++++ Text passage
Pharma ETFs: Find Value In A Sector With Positive Long-Term Fundamentals

| About: PowerShares Dynamic (PJP)


The healthcare sector will continue to be in demand despite the current economic turmoil.

Choosing individual companies may be risky considering the current volatility in the stock market.

An ETF based on an intelligent index may benefit in the long run.

A high dividend yield along with capital appreciation is a bonus.

The current economic conditions are making it extremely difficult for the investor to find value in the stock market. Many analysts are predicting that this is the beginning of a bear market, and that company valuations which are unrealistically high will continue to correct over a period of time.

Despite all this uncertainty, the pharmaceutical and healthcare sector has a strong demand-side pull. The recent outbreak of Ebola in Africa and the spread of the Zika virus in South America has attracted global attention and increased public demand for investments in healthcare and pharma research. Therapeutic areas like diabetes, oncology and personalized medicine are attracting significant investments. All these factors will combine to make this a relatively recession-free sector.

The last two years also saw several merger & acquisition (M&A) deals in this sector.
++++++++
» **Try it**
Resume the article on pharma ETFs from where it stops, following its last sentence about merger and acquisition deals in the sector.
++++ Data supplied
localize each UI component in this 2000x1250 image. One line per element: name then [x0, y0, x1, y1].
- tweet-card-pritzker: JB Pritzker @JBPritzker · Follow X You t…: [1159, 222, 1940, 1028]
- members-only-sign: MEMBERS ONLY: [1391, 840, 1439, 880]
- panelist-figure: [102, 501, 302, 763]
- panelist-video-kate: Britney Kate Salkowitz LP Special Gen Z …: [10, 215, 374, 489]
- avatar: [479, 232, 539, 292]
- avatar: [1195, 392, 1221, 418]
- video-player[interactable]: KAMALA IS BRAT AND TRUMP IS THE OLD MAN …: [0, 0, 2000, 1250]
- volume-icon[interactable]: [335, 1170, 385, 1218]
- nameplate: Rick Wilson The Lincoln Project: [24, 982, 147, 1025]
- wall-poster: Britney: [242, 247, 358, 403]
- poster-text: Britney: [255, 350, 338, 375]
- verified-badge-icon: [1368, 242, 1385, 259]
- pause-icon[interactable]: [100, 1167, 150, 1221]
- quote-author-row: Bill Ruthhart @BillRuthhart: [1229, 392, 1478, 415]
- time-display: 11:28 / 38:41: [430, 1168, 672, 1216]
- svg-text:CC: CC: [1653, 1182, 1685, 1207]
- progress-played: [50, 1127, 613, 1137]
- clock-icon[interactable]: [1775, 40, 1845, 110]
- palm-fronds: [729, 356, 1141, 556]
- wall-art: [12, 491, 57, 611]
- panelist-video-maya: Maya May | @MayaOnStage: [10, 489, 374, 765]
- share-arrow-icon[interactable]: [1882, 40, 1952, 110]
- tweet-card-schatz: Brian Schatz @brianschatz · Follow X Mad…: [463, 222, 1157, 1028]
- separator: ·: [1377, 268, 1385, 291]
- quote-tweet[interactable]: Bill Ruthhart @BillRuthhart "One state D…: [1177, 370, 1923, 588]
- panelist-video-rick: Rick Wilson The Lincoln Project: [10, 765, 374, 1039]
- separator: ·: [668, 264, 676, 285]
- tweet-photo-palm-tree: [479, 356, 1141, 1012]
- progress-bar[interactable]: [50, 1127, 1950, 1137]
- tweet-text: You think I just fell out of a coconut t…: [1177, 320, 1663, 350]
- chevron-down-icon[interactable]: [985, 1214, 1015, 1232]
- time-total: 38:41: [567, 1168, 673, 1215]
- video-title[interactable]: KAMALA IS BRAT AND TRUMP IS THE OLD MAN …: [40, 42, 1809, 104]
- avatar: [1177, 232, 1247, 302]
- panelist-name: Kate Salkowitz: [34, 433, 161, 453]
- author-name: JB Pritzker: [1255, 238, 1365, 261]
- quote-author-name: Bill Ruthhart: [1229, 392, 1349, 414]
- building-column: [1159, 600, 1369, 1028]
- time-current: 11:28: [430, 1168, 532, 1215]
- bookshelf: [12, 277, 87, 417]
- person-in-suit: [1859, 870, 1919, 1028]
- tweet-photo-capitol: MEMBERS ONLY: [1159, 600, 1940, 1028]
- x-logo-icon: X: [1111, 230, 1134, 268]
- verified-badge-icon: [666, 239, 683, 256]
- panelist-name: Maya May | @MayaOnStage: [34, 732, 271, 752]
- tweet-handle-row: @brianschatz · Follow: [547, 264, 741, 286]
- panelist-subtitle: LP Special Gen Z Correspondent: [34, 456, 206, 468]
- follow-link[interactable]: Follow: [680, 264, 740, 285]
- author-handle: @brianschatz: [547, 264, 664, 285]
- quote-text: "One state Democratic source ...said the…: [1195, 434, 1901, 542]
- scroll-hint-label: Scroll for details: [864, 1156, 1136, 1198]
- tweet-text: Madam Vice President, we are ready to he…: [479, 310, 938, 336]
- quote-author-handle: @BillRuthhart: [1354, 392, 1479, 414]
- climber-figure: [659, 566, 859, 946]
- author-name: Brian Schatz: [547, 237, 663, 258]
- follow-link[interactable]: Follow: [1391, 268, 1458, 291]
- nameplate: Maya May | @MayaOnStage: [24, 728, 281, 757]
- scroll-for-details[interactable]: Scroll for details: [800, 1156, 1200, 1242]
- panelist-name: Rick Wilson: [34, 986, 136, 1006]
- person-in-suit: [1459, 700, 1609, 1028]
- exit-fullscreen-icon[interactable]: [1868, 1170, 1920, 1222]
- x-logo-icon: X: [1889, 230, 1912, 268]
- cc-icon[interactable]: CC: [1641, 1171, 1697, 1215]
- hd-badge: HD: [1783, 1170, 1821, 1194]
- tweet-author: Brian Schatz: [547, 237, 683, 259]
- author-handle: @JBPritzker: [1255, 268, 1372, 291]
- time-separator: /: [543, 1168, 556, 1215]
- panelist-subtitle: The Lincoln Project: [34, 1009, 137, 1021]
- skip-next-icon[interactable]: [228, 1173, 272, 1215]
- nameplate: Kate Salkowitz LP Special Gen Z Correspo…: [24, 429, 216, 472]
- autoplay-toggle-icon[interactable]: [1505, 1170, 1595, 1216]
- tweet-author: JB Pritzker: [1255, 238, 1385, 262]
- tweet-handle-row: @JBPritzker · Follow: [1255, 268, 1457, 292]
++++++++
» **Solved exercise**
However, investing in a specific company in this sector can be very challenging as well as risky. ETFs can help to diversify this risk. The PowerShares Dynamic Pharmaceuticals Portfolio ETF (NYSEARCA:PJP) tracks the Dynamic Pharmaceuticals Intellidex Index. PJP is a quantitative ETF which is designed to create value through dynamic indexing. It is a methodology that is designed to identify stocks within a particular market segment that have the greatest potential for capital appreciation.

Traditional indexing methods use market cap- and float-weighted methodologies. This may not lead to a well-diversified portfolio. The Intellidex methodology, on the other hand, evaluates companies based on various criteria, such as:

  1. Price momentum
  2. Earnings momentum
  3. Quality
  4. Management action
  5. Value

PJP has a portfolio of 23 companies. These companies are principally engaged in the research, development, manufacture, sale or distribution of pharmaceuticals and drugs of all types. The fund as well as the index are rebalanced every quarter. Rebalancing ensures that the holdings are always in line with the index criteria.

The top 10 holdings of this ETF are as follows:

(Source: Invesco)

The fund's market cap allocation is as follows:

(Source: Invesco)

PJP has a good balance of large-, mid- and small-cap growth and value stocks. This lowers the risk and also ensures that the buyer has exposure to the entire sector.

Earnings analysis

The table below shows the earnings analysis of PJP as on January 31st, 2016. As we can see, the fund has delivered a 3-year annualized return of 22.58% and a 5-year annualized return of 25.13%. This is despite the current choppy market conditions. The dividend yield for 2015 was 4.46%, which is one of the highest for this sector.

While it may appear that the fund has delivered a negative return in the last year, if you factor out the impact of the current market turbulence, the return for the year December 15th, 2014 till December 15th, 2015 is +8.6%.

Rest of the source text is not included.